* Work to be completed *
Could you print every record below exactly as it appears?

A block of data

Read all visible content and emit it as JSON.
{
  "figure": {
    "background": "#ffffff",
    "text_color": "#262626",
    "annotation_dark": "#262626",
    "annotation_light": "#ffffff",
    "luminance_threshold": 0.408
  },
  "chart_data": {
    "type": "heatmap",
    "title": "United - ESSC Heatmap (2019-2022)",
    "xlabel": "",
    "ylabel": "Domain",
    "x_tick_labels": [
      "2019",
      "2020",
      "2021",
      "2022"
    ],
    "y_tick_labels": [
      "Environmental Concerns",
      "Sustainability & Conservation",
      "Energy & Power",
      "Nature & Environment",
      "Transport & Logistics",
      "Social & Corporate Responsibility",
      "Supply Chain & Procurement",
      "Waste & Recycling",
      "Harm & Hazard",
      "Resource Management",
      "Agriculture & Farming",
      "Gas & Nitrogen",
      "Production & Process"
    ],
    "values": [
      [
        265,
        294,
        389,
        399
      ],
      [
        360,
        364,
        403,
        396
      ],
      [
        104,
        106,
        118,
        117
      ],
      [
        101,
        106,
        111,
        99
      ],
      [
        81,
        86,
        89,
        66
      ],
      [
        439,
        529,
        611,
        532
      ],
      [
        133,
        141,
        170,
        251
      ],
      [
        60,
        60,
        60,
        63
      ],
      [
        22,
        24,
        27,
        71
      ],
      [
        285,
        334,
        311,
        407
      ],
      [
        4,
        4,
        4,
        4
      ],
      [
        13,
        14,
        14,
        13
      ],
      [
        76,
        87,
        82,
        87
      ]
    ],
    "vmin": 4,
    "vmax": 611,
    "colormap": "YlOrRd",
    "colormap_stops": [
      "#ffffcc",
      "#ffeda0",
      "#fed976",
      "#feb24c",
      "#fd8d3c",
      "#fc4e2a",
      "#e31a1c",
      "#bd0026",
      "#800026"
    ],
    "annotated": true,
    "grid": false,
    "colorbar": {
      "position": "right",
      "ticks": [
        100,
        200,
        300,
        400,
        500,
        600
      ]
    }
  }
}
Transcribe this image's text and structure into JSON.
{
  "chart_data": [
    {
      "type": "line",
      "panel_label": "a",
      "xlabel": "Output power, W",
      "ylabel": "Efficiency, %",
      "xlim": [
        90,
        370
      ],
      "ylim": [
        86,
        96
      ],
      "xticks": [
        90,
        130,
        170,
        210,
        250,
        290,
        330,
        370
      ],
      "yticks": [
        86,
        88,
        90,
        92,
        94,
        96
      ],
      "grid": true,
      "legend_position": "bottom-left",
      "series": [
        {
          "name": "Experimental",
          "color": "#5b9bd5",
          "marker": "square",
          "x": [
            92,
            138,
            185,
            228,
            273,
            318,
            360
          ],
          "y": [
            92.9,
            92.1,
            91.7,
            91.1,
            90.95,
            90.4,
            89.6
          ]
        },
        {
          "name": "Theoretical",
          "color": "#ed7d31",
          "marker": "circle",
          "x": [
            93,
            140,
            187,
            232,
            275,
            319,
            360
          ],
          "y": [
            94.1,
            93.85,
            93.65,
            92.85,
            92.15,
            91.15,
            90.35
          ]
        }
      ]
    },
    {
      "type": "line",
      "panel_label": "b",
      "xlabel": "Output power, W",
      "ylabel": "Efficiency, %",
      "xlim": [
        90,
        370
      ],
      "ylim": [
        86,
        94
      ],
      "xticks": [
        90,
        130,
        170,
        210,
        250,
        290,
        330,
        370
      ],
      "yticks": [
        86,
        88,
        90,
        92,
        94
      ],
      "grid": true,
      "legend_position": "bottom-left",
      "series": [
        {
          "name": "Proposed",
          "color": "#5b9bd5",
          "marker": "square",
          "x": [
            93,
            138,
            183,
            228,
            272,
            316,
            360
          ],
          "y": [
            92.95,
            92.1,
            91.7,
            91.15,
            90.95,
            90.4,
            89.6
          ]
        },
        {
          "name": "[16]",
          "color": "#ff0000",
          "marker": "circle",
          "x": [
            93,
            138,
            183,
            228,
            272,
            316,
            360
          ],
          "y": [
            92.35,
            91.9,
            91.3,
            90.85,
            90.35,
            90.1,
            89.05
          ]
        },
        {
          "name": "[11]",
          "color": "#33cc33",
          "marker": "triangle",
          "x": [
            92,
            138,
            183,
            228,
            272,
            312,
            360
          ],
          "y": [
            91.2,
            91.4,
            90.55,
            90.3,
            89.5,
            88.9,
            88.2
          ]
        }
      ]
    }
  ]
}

* Solution to this task *
Read all visible content and emit it as JSON.
{
  "figure": {
    "background": "#ffffff",
    "text_color": "#262626",
    "annotation_dark": "#262626",
    "annotation_light": "#ffffff",
    "luminance_threshold": 0.408
  },
  "chart_data": {
    "type": "heatmap",
    "title": "United - ESSC Heatmap (2019-2022)",
    "xlabel": "",
    "ylabel": "Domain",
    "x_tick_labels": [
      "2019",
      "2020",
      "2021",
      "2022"
    ],
    "y_tick_labels": [
      "Environmental Concerns",
      "Sustainability & Conservation",
      "Energy & Power",
      "Nature & Environment",
      "Transport & Logistics",
      "Social & Corporate Responsibility",
      "Supply Chain & Procurement",
      "Waste & Recycling",
      "Harm & Hazard",
      "Resource Management",
      "Agriculture & Farming",
      "Gas & Nitrogen",
      "Production & Process"
    ],
    "values": [
      [
        265,
        294,
        389,
        399
      ],
      [
        360,
        364,
        403,
        396
      ],
      [
        104,
        106,
        118,
        117
      ],
      [
        101,
        106,
        111,
        99
      ],
      [
        81,
        86,
        89,
        66
      ],
      [
        439,
        529,
        611,
        532
      ],
      [
        133,
        141,
        170,
        251
      ],
      [
        60,
        60,
        60,
        63
      ],
      [
        22,
        24,
        27,
        71
      ],
      [
        285,
        334,
        311,
        407
      ],
      [
        4,
        4,
        4,
        4
      ],
      [
        13,
        14,
        14,
        13
      ],
      [
        76,
        87,
        82,
        87
      ]
    ],
    "vmin": 4,
    "vmax": 611,
    "colormap": "YlOrRd",
    "colormap_stops": [
      "#ffffcc",
      "#ffeda0",
      "#fed976",
      "#feb24c",
      "#fd8d3c",
      "#fc4e2a",
      "#e31a1c",
      "#bd0026",
      "#800026"
    ],
    "annotated": true,
    "grid": false,
    "colorbar": {
      "position": "right",
      "ticks": [
        100,
        200,
        300,
        400,
        500,
        600
      ]
    }
  }
}
Transcribe this image's text and structure into JSON.
{
  "chart_data": [
    {
      "type": "line",
      "panel_label": "a",
      "xlabel": "Output power, W",
      "ylabel": "Efficiency, %",
      "xlim": [
        90,
        370
      ],
      "ylim": [
        86,
        96
      ],
      "xticks": [
        90,
        130,
        170,
        210,
        250,
        290,
        330,
        370
      ],
      "yticks": [
        86,
        88,
        90,
        92,
        94,
        96
      ],
      "grid": true,
      "legend_position": "bottom-left",
      "series": [
        {
          "name": "Experimental",
          "color": "#5b9bd5",
          "marker": "square",
          "x": [
            92,
            138,
            185,
            228,
            273,
            318,
            360
          ],
          "y": [
            92.9,
            92.1,
            91.7,
            91.1,
            90.95,
            90.4,
            89.6
          ]
        },
        {
          "name": "Theoretical",
          "color": "#ed7d31",
          "marker": "circle",
          "x": [
            93,
            140,
            187,
            232,
            275,
            319,
            360
          ],
          "y": [
            94.1,
            93.85,
            93.65,
            92.85,
            92.15,
            91.15,
            90.35
          ]
        }
      ]
    },
    {
      "type": "line",
      "panel_label": "b",
      "xlabel": "Output power, W",
      "ylabel": "Efficiency, %",
      "xlim": [
        90,
        370
      ],
      "ylim": [
        86,
        94
      ],
      "xticks": [
        90,
        130,
        170,
        210,
        250,
        290,
        330,
        370
      ],
      "yticks": [
        86,
        88,
        90,
        92,
        94
      ],
      "grid": true,
      "legend_position": "bottom-left",
      "series": [
        {
          "name": "Proposed",
          "color": "#5b9bd5",
          "marker": "square",
          "x": [
            93,
            138,
            183,
            228,
            272,
            316,
            360
          ],
          "y": [
            92.95,
            92.1,
            91.7,
            91.15,
            90.95,
            90.4,
            89.6
          ]
        },
        {
          "name": "[16]",
          "color": "#ff0000",
          "marker": "circle",
          "x": [
            93,
            138,
            183,
            228,
            272,
            316,
            360
          ],
          "y": [
            92.35,
            91.9,
            91.3,
            90.85,
            90.35,
            90.1,
            89.05
          ]
        },
        {
          "name": "[11]",
          "color": "#33cc33",
          "marker": "triangle",
          "x": [
            92,
            138,
            183,
            228,
            272,
            312,
            360
          ],
          "y": [
            91.2,
            91.4,
            90.55,
            90.3,
            89.5,
            88.9,
            88.2
          ]
        }
      ]
    }
  ]
}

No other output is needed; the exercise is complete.